Task:
Copy each line below in which the string "text" occurs.

[START Raw data]

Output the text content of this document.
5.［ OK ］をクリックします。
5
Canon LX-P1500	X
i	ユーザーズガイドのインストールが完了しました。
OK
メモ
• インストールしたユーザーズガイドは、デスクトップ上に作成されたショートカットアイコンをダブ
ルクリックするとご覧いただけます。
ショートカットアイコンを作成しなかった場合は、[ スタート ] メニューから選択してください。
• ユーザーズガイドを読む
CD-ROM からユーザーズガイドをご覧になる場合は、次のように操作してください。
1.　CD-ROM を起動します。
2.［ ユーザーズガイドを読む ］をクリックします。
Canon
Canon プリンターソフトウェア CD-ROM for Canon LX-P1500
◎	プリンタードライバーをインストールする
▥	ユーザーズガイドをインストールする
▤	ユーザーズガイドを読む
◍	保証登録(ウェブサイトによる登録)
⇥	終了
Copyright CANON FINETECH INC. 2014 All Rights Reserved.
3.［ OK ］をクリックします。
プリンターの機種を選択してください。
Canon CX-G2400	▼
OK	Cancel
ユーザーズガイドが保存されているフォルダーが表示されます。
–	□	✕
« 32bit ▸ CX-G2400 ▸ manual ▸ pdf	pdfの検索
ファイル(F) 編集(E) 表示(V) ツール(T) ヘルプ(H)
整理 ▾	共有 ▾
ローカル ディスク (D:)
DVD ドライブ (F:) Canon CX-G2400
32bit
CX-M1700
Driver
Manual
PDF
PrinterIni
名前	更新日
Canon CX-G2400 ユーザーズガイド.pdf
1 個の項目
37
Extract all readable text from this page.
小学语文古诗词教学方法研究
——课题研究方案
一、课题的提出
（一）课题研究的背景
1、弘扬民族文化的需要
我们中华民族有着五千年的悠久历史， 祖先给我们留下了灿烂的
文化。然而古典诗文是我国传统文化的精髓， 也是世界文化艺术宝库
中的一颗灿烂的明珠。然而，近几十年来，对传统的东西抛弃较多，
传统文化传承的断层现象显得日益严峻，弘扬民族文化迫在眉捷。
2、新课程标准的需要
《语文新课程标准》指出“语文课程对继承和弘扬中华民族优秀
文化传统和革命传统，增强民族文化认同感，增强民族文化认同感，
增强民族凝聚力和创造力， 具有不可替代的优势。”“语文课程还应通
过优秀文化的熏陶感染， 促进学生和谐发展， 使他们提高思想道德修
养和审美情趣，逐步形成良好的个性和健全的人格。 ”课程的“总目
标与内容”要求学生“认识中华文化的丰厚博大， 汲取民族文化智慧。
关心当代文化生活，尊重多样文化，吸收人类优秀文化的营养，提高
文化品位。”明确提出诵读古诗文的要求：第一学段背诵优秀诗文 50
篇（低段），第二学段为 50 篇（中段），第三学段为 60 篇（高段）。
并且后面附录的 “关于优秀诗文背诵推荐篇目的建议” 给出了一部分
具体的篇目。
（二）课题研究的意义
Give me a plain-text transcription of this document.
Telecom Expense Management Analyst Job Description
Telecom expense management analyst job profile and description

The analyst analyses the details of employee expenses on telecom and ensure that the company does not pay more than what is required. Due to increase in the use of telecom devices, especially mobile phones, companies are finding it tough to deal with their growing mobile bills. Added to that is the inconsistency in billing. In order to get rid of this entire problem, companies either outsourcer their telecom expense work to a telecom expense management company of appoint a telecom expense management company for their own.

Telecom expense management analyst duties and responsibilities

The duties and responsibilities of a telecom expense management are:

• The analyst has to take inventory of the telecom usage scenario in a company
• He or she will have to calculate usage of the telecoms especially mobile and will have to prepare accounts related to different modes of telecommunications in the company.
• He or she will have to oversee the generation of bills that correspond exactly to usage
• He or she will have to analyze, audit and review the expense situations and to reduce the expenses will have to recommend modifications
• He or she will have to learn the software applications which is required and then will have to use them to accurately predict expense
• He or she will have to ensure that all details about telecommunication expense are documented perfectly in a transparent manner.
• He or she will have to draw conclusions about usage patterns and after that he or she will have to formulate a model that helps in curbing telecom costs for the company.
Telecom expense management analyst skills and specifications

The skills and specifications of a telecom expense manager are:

[END Raw data]

Right answer:
Output the text content of this document.
Extract all readable text from this page.
Give me a plain-text transcription of this document.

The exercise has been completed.